The entries need to be copied exactly.

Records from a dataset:

-.-.-

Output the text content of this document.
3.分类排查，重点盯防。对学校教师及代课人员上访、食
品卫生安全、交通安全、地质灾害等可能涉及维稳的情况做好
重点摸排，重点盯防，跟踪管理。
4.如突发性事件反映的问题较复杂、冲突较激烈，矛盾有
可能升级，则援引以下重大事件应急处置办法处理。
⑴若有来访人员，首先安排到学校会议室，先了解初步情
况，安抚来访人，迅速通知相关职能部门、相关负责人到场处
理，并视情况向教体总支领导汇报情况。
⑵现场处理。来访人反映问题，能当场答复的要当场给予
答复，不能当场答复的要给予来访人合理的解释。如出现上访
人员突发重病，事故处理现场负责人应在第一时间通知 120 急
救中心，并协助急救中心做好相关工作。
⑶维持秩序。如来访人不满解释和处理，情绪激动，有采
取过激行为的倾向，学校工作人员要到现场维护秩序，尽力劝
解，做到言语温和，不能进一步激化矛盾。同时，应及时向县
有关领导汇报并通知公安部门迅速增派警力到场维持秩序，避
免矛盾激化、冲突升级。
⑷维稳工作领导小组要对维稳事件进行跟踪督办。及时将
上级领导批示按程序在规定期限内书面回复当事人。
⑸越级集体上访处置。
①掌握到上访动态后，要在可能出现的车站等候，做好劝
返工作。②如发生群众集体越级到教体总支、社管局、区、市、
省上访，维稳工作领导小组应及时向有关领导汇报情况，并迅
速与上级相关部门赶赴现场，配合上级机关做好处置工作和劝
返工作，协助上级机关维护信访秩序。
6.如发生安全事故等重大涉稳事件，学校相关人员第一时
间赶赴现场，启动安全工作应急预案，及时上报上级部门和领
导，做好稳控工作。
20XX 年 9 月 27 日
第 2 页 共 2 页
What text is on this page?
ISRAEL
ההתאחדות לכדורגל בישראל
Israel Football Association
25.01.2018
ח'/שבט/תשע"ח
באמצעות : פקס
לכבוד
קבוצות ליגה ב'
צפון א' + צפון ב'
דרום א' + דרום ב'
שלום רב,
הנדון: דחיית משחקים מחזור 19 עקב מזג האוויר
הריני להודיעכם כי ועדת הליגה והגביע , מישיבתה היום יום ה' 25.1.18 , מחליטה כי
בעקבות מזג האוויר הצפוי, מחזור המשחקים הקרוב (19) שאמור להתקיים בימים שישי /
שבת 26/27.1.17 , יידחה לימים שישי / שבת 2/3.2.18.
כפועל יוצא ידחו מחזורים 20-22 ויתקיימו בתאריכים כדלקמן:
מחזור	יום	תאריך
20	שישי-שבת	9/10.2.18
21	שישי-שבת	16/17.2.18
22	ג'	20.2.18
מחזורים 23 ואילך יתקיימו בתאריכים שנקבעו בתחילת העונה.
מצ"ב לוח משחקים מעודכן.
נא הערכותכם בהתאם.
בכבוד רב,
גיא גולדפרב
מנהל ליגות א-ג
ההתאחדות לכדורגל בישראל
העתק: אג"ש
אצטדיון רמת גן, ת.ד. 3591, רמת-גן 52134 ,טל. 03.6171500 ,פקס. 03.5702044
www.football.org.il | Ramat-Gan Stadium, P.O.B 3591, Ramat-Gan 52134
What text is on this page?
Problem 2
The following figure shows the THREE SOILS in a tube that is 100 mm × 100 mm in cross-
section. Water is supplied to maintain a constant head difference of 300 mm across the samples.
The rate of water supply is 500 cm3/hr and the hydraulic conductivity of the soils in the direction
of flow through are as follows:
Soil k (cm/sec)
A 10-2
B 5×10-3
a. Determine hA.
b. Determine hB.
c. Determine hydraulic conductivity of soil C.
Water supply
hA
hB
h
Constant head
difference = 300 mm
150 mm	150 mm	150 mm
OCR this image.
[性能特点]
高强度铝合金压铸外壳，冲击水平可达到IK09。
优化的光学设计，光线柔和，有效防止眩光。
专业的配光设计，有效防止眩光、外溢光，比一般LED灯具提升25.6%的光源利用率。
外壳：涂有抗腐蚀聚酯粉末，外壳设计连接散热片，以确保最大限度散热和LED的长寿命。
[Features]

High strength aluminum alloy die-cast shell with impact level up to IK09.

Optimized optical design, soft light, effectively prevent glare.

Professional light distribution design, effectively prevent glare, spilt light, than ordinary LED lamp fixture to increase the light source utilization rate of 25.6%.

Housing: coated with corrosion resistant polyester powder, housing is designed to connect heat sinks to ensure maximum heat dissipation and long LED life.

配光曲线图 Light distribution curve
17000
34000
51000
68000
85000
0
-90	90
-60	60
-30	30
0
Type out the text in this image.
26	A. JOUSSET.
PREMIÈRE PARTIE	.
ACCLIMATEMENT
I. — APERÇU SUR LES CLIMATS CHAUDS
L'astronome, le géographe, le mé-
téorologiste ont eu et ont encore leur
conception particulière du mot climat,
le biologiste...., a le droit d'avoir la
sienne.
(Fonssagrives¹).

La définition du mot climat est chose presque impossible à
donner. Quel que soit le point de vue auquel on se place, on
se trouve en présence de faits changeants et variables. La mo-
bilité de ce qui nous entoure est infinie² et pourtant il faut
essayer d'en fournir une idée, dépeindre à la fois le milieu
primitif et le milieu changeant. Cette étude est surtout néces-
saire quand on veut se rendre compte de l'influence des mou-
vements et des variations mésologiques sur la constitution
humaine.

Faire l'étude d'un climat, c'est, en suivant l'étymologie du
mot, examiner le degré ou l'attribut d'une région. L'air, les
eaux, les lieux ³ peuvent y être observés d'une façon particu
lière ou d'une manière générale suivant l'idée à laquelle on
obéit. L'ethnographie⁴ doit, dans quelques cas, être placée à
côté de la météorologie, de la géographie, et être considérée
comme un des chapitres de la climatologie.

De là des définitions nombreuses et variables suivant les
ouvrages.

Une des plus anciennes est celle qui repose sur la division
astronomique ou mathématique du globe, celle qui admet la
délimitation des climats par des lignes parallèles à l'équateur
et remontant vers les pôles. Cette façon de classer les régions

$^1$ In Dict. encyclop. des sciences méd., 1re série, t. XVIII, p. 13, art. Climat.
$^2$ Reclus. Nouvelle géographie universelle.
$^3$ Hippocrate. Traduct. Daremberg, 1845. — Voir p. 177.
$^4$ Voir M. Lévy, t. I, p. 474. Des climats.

-.-.-

» **Response to this exercise**:
Output the text content of this document.
3.分类排查，重点盯防。对学校教师及代课人员上访、食
品卫生安全、交通安全、地质灾害等可能涉及维稳的情况做好
重点摸排，重点盯防，跟踪管理。
4.如突发性事件反映的问题较复杂、冲突较激烈，矛盾有
可能升级，则援引以下重大事件应急处置办法处理。
⑴若有来访人员，首先安排到学校会议室，先了解初步情
况，安抚来访人，迅速通知相关职能部门、相关负责人到场处
理，并视情况向教体总支领导汇报情况。
⑵现场处理。来访人反映问题，能当场答复的要当场给予
答复，不能当场答复的要给予来访人合理的解释。如出现上访
人员突发重病，事故处理现场负责人应在第一时间通知 120 急
救中心，并协助急救中心做好相关工作。
⑶维持秩序。如来访人不满解释和处理，情绪激动，有采
取过激行为的倾向，学校工作人员要到现场维护秩序，尽力劝
解，做到言语温和，不能进一步激化矛盾。同时，应及时向县
有关领导汇报并通知公安部门迅速增派警力到场维持秩序，避
免矛盾激化、冲突升级。
⑷维稳工作领导小组要对维稳事件进行跟踪督办。及时将
上级领导批示按程序在规定期限内书面回复当事人。
⑸越级集体上访处置。
①掌握到上访动态后，要在可能出现的车站等候，做好劝
返工作。②如发生群众集体越级到教体总支、社管局、区、市、
省上访，维稳工作领导小组应及时向有关领导汇报情况，并迅
速与上级相关部门赶赴现场，配合上级机关做好处置工作和劝
返工作，协助上级机关维护信访秩序。
6.如发生安全事故等重大涉稳事件，学校相关人员第一时
间赶赴现场，启动安全工作应急预案，及时上报上级部门和领
导，做好稳控工作。
20XX 年 9 月 27 日
第 2 页 共 2 页
What text is on this page?
ISRAEL
ההתאחדות לכדורגל בישראל
Israel Football Association
25.01.2018
ח'/שבט/תשע"ח
באמצעות : פקס
לכבוד
קבוצות ליגה ב'
צפון א' + צפון ב'
דרום א' + דרום ב'
שלום רב,
הנדון: דחיית משחקים מחזור 19 עקב מזג האוויר
הריני להודיעכם כי ועדת הליגה והגביע , מישיבתה היום יום ה' 25.1.18 , מחליטה כי
בעקבות מזג האוויר הצפוי, מחזור המשחקים הקרוב (19) שאמור להתקיים בימים שישי /
שבת 26/27.1.17 , יידחה לימים שישי / שבת 2/3.2.18.
כפועל יוצא ידחו מחזורים 20-22 ויתקיימו בתאריכים כדלקמן:
מחזור	יום	תאריך
20	שישי-שבת	9/10.2.18
21	שישי-שבת	16/17.2.18
22	ג'	20.2.18
מחזורים 23 ואילך יתקיימו בתאריכים שנקבעו בתחילת העונה.
מצ"ב לוח משחקים מעודכן.
נא הערכותכם בהתאם.
בכבוד רב,
גיא גולדפרב
מנהל ליגות א-ג
ההתאחדות לכדורגל בישראל
העתק: אג"ש
אצטדיון רמת גן, ת.ד. 3591, רמת-גן 52134 ,טל. 03.6171500 ,פקס. 03.5702044
www.football.org.il | Ramat-Gan Stadium, P.O.B 3591, Ramat-Gan 52134
What text is on this page?
Problem 2
The following figure shows the THREE SOILS in a tube that is 100 mm × 100 mm in cross-
section. Water is supplied to maintain a constant head difference of 300 mm across the samples.
The rate of water supply is 500 cm3/hr and the hydraulic conductivity of the soils in the direction
of flow through are as follows:
Soil k (cm/sec)
A 10-2
B 5×10-3
a. Determine hA.
b. Determine hB.
c. Determine hydraulic conductivity of soil C.
Water supply
hA
hB
h
Constant head
difference = 300 mm
150 mm	150 mm	150 mm
OCR this image.
[性能特点]
高强度铝合金压铸外壳，冲击水平可达到IK09。
优化的光学设计，光线柔和，有效防止眩光。
专业的配光设计，有效防止眩光、外溢光，比一般LED灯具提升25.6%的光源利用率。
外壳：涂有抗腐蚀聚酯粉末，外壳设计连接散热片，以确保最大限度散热和LED的长寿命。
[Features]

High strength aluminum alloy die-cast shell with impact level up to IK09.

Optimized optical design, soft light, effectively prevent glare.

Professional light distribution design, effectively prevent glare, spilt light, than ordinary LED lamp fixture to increase the light source utilization rate of 25.6%.

Housing: coated with corrosion resistant polyester powder, housing is designed to connect heat sinks to ensure maximum heat dissipation and long LED life.

配光曲线图 Light distribution curve
17000
34000
51000
68000
85000
0
-90	90
-60	60
-30	30
0
Type out the text in this image.
26	A. JOUSSET.
PREMIÈRE PARTIE	.
ACCLIMATEMENT
I. — APERÇU SUR LES CLIMATS CHAUDS
L'astronome, le géographe, le mé-
téorologiste ont eu et ont encore leur
conception particulière du mot climat,
le biologiste...., a le droit d'avoir la
sienne.
(Fonssagrives¹).

La définition du mot climat est chose presque impossible à
donner. Quel que soit le point de vue auquel on se place, on
se trouve en présence de faits changeants et variables. La mo-
bilité de ce qui nous entoure est infinie² et pourtant il faut
essayer d'en fournir une idée, dépeindre à la fois le milieu
primitif et le milieu changeant. Cette étude est surtout néces-
saire quand on veut se rendre compte de l'influence des mou-
vements et des variations mésologiques sur la constitution
humaine.

Faire l'étude d'un climat, c'est, en suivant l'étymologie du
mot, examiner le degré ou l'attribut d'une région. L'air, les
eaux, les lieux ³ peuvent y être observés d'une façon particu
lière ou d'une manière générale suivant l'idée à laquelle on
obéit. L'ethnographie⁴ doit, dans quelques cas, être placée à
côté de la météorologie, de la géographie, et être considérée
comme un des chapitres de la climatologie.

De là des définitions nombreuses et variables suivant les
ouvrages.

Une des plus anciennes est celle qui repose sur la division
astronomique ou mathématique du globe, celle qui admet la
délimitation des climats par des lignes parallèles à l'équateur
et remontant vers les pôles. Cette façon de classer les régions

$^1$ In Dict. encyclop. des sciences méd., 1re série, t. XVIII, p. 13, art. Climat.
$^2$ Reclus. Nouvelle géographie universelle.
$^3$ Hippocrate. Traduct. Daremberg, 1845. — Voir p. 177.
$^4$ Voir M. Lévy, t. I, p. 474. Des climats.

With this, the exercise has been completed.